## Request
Collect all lines containing the word "label" from the data.

* BEGIN Given records *

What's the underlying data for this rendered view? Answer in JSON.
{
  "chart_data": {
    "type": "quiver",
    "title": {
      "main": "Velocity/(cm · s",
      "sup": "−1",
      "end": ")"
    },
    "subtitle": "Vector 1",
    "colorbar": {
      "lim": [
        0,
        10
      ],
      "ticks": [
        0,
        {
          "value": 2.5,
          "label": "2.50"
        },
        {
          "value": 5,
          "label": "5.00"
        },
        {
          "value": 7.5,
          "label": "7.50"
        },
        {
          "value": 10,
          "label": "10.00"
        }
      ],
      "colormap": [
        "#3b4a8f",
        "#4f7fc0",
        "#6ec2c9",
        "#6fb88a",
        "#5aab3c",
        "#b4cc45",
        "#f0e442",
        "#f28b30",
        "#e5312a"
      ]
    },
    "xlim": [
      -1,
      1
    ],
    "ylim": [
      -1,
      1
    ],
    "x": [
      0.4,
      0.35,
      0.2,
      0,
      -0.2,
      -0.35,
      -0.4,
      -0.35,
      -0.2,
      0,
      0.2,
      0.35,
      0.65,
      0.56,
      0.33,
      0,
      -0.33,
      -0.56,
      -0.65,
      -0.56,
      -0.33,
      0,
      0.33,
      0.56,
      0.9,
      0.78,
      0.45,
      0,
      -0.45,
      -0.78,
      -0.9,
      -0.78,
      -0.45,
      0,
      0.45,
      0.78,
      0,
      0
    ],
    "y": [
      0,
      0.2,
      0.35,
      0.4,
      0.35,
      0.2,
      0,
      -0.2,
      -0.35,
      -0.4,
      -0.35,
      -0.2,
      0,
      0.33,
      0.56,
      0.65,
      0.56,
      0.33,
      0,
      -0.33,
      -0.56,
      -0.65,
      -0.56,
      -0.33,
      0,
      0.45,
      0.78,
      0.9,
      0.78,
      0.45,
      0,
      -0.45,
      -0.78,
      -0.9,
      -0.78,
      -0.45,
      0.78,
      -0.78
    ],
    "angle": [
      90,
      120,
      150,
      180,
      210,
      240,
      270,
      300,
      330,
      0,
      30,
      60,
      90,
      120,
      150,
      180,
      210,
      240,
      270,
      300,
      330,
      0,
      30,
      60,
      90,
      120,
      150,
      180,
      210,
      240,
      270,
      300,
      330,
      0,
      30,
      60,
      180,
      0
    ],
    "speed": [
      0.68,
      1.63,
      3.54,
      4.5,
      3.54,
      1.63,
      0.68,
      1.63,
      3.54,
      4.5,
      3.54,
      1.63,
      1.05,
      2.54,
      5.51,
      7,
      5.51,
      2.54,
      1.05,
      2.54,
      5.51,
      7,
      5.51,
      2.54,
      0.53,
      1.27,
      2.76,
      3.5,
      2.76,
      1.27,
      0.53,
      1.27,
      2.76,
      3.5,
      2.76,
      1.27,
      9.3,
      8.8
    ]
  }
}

* END Given records *

## Response to this exercise
          "label": "2.50"
          "label": "5.00"
          "label": "7.50"
          "label": "10.00"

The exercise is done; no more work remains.